▶ Problem to work on: Print the complete set of entries exactly.

▶ Records for the task:

● ● ●

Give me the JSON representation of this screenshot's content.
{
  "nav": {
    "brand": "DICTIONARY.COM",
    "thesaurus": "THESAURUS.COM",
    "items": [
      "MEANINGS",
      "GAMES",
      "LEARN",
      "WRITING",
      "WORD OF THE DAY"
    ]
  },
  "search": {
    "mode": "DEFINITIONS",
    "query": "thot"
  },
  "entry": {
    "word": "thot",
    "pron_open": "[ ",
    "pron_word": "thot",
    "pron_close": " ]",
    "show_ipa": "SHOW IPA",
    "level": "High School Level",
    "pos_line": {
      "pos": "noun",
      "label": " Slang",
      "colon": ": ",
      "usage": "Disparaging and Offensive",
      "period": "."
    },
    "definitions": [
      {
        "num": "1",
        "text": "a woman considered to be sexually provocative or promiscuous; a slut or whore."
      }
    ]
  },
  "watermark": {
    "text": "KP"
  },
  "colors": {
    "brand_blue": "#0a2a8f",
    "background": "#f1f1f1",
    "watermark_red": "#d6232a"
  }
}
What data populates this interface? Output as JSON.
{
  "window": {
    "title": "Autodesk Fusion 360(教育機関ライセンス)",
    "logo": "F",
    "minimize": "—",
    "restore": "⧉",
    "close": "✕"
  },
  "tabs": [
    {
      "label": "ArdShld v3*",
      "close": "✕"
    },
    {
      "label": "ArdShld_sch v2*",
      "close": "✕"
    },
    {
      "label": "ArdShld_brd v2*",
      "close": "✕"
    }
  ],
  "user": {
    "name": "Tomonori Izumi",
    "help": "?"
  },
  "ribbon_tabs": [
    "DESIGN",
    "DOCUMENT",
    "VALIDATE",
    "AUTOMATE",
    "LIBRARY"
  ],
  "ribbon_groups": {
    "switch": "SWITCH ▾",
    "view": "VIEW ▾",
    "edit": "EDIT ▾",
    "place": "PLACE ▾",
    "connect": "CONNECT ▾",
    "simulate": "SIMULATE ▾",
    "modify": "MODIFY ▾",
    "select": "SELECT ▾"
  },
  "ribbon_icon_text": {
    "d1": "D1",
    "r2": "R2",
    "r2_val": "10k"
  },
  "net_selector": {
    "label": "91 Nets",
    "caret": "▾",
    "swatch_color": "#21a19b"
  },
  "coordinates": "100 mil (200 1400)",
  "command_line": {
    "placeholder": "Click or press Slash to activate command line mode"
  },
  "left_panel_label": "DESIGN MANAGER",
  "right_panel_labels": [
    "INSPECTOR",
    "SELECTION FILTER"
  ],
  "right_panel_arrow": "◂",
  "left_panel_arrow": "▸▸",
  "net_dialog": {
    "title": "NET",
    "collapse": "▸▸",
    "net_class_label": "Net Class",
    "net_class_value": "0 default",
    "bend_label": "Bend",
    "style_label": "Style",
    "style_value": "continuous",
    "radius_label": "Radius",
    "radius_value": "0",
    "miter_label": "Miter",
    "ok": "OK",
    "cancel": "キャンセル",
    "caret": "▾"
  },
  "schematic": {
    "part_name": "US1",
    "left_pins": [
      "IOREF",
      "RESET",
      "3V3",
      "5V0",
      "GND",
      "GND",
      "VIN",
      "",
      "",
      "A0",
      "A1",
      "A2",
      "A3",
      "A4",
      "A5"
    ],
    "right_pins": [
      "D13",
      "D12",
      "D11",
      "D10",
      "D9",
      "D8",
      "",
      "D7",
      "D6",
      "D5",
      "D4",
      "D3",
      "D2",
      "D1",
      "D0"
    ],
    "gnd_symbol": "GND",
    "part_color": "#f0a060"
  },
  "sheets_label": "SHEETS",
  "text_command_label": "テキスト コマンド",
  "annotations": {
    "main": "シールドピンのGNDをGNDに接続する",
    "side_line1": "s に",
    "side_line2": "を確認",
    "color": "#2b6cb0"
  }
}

● ● ●

▶ Result for this task:
Give me the JSON representation of this screenshot's content.
{
  "nav": {
    "brand": "DICTIONARY.COM",
    "thesaurus": "THESAURUS.COM",
    "items": [
      "MEANINGS",
      "GAMES",
      "LEARN",
      "WRITING",
      "WORD OF THE DAY"
    ]
  },
  "search": {
    "mode": "DEFINITIONS",
    "query": "thot"
  },
  "entry": {
    "word": "thot",
    "pron_open": "[ ",
    "pron_word": "thot",
    "pron_close": " ]",
    "show_ipa": "SHOW IPA",
    "level": "High School Level",
    "pos_line": {
      "pos": "noun",
      "label": " Slang",
      "colon": ": ",
      "usage": "Disparaging and Offensive",
      "period": "."
    },
    "definitions": [
      {
        "num": "1",
        "text": "a woman considered to be sexually provocative or promiscuous; a slut or whore."
      }
    ]
  },
  "watermark": {
    "text": "KP"
  },
  "colors": {
    "brand_blue": "#0a2a8f",
    "background": "#f1f1f1",
    "watermark_red": "#d6232a"
  }
}
What data populates this interface? Output as JSON.
{
  "window": {
    "title": "Autodesk Fusion 360(教育機関ライセンス)",
    "logo": "F",
    "minimize": "—",
    "restore": "⧉",
    "close": "✕"
  },
  "tabs": [
    {
      "label": "ArdShld v3*",
      "close": "✕"
    },
    {
      "label": "ArdShld_sch v2*",
      "close": "✕"
    },
    {
      "label": "ArdShld_brd v2*",
      "close": "✕"
    }
  ],
  "user": {
    "name": "Tomonori Izumi",
    "help": "?"
  },
  "ribbon_tabs": [
    "DESIGN",
    "DOCUMENT",
    "VALIDATE",
    "AUTOMATE",
    "LIBRARY"
  ],
  "ribbon_groups": {
    "switch": "SWITCH ▾",
    "view": "VIEW ▾",
    "edit": "EDIT ▾",
    "place": "PLACE ▾",
    "connect": "CONNECT ▾",
    "simulate": "SIMULATE ▾",
    "modify": "MODIFY ▾",
    "select": "SELECT ▾"
  },
  "ribbon_icon_text": {
    "d1": "D1",
    "r2": "R2",
    "r2_val": "10k"
  },
  "net_selector": {
    "label": "91 Nets",
    "caret": "▾",
    "swatch_color": "#21a19b"
  },
  "coordinates": "100 mil (200 1400)",
  "command_line": {
    "placeholder": "Click or press Slash to activate command line mode"
  },
  "left_panel_label": "DESIGN MANAGER",
  "right_panel_labels": [
    "INSPECTOR",
    "SELECTION FILTER"
  ],
  "right_panel_arrow": "◂",
  "left_panel_arrow": "▸▸",
  "net_dialog": {
    "title": "NET",
    "collapse": "▸▸",
    "net_class_label": "Net Class",
    "net_class_value": "0 default",
    "bend_label": "Bend",
    "style_label": "Style",
    "style_value": "continuous",
    "radius_label": "Radius",
    "radius_value": "0",
    "miter_label": "Miter",
    "ok": "OK",
    "cancel": "キャンセル",
    "caret": "▾"
  },
  "schematic": {
    "part_name": "US1",
    "left_pins": [
      "IOREF",
      "RESET",
      "3V3",
      "5V0",
      "GND",
      "GND",
      "VIN",
      "",
      "",
      "A0",
      "A1",
      "A2",
      "A3",
      "A4",
      "A5"
    ],
    "right_pins": [
      "D13",
      "D12",
      "D11",
      "D10",
      "D9",
      "D8",
      "",
      "D7",
      "D6",
      "D5",
      "D4",
      "D3",
      "D2",
      "D1",
      "D0"
    ],
    "gnd_symbol": "GND",
    "part_color": "#f0a060"
  },
  "sheets_label": "SHEETS",
  "text_command_label": "テキスト コマンド",
  "annotations": {
    "main": "シールドピンのGNDをGNDに接続する",
    "side_line1": "s に",
    "side_line2": "を確認",
    "color": "#2b6cb0"
  }
}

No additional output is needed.